**TESTO FORNITO**
---*---

L’aspirazione alla compilazione di un
dizionario dialettale di Gallicchio non è recente. L’idea mi era
già balenatata diversi hanni fa, nel 1986 (allorquando da giovane
studente universitaria avevo preparato e sostenuto un esame di
dialettologia italiana sul dialetto lucano), un po’ per l' entusiasmo
determinato dalla scoperta di una disciplina così affascinante e
un po’ per avere finalmente compreso il significato di quell’
incontro, vivo e presente nella mia memoria, con lo studioso
Rainer Bigalke, che nel 1976 era venuto a chiedere a noi alunni
delle scuole medie di Gallicchio come si uccideva il maiale o come si
faceva la lisciva, e di quel servizio che avevo visto sul primo
canale della tv nazionale in cui lo stesso studioso parlava dela
Basilicata come di un ponte di collegamento linguistico- dialettale tra
la Sardegna e la Romania.
L’avvento di internet e la pubblicazione
on-line di molti dizionari dialettali di paesi italiani hanno fornito
l’imput decisivo alla stesura, più volte rimandata, di questo
vocabolario che ha richiesto finora quattro anni di lavoro e che
certo non può dirsi ultimato.
L’ accesso alle reti telematiche e la
globalizzazione delle comunicazioni e dei pensieri, che impongono
un linguaggio universale con parole come internet, file, spam, account,
e-mail, formattazione, porta USB, ed un fiume di tante altre che sono
entrate nell’uso comune, forniscono anche un mezzo, fino a qualche
anno fa inimmaginabile, sia per far conoscere un
piccolo dialetto di una piccola realtà locale in tutto il mondo sia per
raggiungere tutti
gli emigrati di Gallicchio, e soprattutto quelli d’oltreoceano,
con le parole ancora indelebili e intatte nelle loro menti e sulle loro
labbra.

---*---

(Dati raccolti)

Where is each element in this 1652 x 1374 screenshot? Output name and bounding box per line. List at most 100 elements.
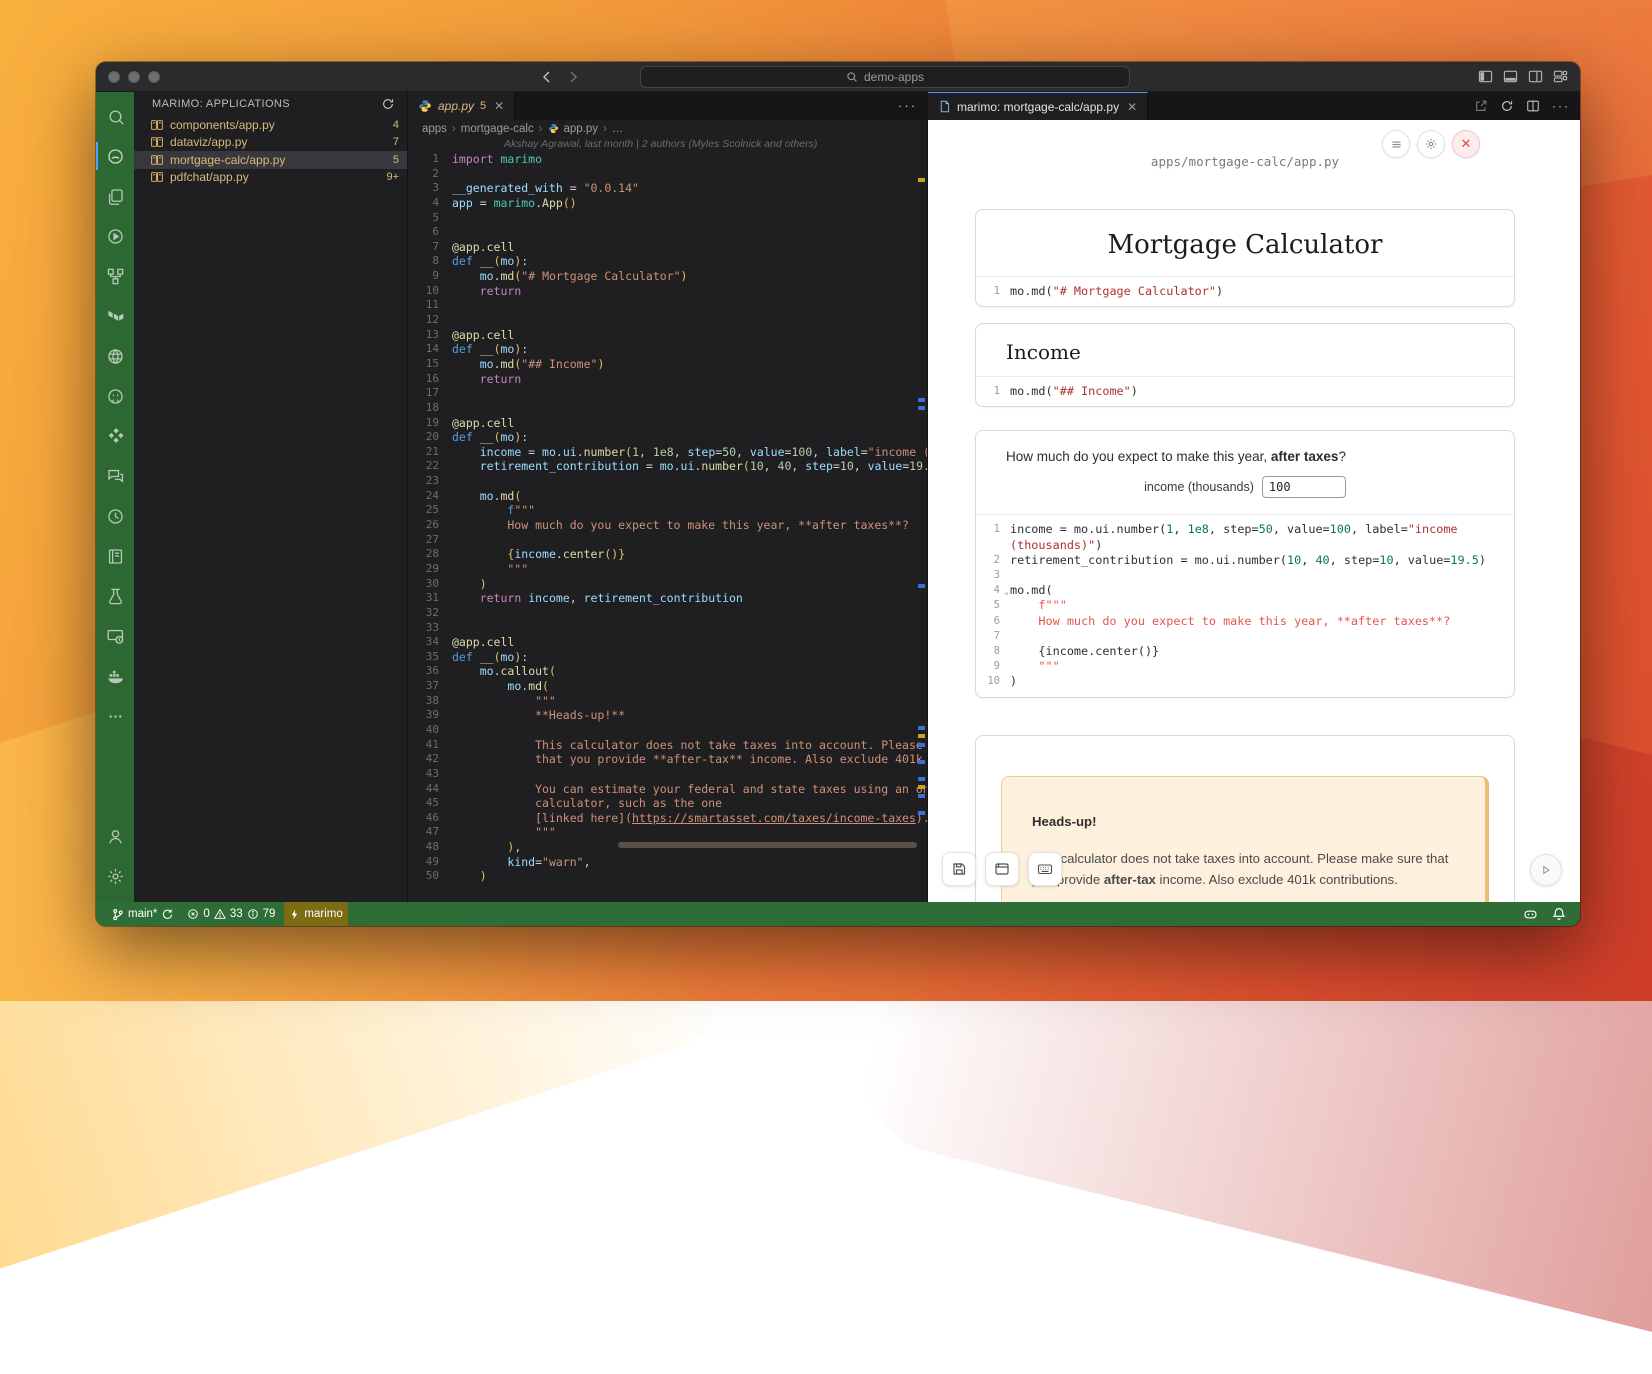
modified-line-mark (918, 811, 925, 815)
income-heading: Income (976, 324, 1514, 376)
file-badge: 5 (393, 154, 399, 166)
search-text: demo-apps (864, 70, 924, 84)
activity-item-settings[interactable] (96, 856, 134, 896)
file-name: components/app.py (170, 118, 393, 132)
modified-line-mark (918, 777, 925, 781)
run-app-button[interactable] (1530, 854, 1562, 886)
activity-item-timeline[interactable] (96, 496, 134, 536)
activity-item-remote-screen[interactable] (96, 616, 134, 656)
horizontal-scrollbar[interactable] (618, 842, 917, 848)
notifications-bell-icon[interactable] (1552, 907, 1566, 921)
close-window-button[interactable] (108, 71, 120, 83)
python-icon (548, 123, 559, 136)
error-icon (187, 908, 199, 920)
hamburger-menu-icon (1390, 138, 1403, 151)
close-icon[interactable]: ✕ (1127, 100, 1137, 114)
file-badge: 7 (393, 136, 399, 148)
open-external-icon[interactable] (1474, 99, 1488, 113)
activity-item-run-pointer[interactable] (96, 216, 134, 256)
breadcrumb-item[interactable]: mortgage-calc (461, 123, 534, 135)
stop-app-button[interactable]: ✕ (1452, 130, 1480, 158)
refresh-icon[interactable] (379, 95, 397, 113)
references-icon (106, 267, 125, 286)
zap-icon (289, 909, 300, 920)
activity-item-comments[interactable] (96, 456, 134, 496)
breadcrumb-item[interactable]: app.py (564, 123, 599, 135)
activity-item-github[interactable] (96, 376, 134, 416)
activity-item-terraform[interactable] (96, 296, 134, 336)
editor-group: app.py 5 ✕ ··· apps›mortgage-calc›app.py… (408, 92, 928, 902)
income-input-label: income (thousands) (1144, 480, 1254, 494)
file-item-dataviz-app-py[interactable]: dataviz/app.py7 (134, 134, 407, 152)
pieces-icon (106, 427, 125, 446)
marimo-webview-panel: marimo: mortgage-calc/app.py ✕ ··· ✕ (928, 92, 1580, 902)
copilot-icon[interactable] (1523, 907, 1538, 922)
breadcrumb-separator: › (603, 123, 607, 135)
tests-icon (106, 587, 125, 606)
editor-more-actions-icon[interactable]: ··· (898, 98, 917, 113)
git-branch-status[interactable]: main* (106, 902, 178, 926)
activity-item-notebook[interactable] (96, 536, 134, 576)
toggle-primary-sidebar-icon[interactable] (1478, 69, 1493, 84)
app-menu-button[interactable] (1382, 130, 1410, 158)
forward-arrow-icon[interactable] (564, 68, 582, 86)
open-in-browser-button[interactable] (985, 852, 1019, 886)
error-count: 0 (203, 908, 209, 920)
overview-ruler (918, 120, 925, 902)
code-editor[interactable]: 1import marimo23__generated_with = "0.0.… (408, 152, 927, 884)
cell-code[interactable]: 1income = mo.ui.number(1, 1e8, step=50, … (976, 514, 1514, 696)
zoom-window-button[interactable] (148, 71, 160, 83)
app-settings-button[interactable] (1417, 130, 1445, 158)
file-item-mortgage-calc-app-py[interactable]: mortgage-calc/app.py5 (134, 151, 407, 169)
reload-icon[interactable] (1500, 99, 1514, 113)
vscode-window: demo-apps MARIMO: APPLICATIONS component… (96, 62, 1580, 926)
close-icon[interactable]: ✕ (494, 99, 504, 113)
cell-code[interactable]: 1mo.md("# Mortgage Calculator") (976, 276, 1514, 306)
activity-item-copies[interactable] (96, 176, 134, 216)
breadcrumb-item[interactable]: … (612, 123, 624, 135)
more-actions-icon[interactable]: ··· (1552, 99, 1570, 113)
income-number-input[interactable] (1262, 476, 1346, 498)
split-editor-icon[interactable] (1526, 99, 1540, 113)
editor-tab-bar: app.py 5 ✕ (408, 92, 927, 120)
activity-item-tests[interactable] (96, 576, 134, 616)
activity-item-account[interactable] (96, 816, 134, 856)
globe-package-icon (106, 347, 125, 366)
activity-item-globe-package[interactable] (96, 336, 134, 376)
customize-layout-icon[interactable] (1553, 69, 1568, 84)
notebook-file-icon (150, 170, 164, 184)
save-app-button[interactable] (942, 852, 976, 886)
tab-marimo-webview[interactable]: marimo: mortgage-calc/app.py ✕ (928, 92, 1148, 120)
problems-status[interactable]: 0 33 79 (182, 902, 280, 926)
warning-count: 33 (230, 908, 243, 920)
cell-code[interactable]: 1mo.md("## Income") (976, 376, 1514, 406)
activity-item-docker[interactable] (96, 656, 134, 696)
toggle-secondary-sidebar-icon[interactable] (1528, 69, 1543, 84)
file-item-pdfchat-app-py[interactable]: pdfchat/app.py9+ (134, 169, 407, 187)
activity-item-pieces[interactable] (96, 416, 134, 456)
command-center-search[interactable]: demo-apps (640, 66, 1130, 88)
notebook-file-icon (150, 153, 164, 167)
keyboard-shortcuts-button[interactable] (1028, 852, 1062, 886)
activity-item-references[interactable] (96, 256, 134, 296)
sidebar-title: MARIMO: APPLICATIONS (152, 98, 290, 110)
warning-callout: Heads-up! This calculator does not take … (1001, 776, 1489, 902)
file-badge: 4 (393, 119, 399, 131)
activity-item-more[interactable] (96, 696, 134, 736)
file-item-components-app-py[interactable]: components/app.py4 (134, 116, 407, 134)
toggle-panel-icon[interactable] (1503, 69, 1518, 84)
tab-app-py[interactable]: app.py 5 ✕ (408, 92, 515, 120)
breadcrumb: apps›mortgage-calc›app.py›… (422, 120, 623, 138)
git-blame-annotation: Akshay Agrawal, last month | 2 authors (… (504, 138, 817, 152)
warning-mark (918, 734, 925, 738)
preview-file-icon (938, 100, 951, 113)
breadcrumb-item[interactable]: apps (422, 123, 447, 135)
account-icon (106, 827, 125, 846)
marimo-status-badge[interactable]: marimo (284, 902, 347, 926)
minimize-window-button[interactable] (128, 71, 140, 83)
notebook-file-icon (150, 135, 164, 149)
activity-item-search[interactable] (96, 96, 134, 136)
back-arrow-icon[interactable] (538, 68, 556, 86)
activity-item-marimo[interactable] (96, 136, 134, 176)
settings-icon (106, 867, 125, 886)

---*---

**CONSEGNA**
Nel testo sul dizionario dialettale di Gallicchio, riporta il passo tra "L’aspirazione alla compilazione" e "e la Romania.", estremi inclusi, cambiando "maiale" in "capretto". I dati raccolti sono un materiale separato dal testo.

**SOLUZIONE**
L’aspirazione alla compilazione di un
dizionario dialettale di Gallicchio non è recente. L’idea mi era
già balenatata diversi hanni fa, nel 1986 (allorquando da giovane
studente universitaria avevo preparato e sostenuto un esame di
dialettologia italiana sul dialetto lucano), un po’ per l' entusiasmo
determinato dalla scoperta di una disciplina così affascinante e
un po’ per avere finalmente compreso il significato di quell’
incontro, vivo e presente nella mia memoria, con lo studioso
Rainer Bigalke, che nel 1976 era venuto a chiedere a noi alunni
delle scuole medie di Gallicchio come si uccideva il capretto o come si
faceva la lisciva, e di quel servizio che avevo visto sul primo
canale della tv nazionale in cui lo stesso studioso parlava dela
Basilicata come di un ponte di collegamento linguistico- dialettale tra
la Sardegna e la Romania.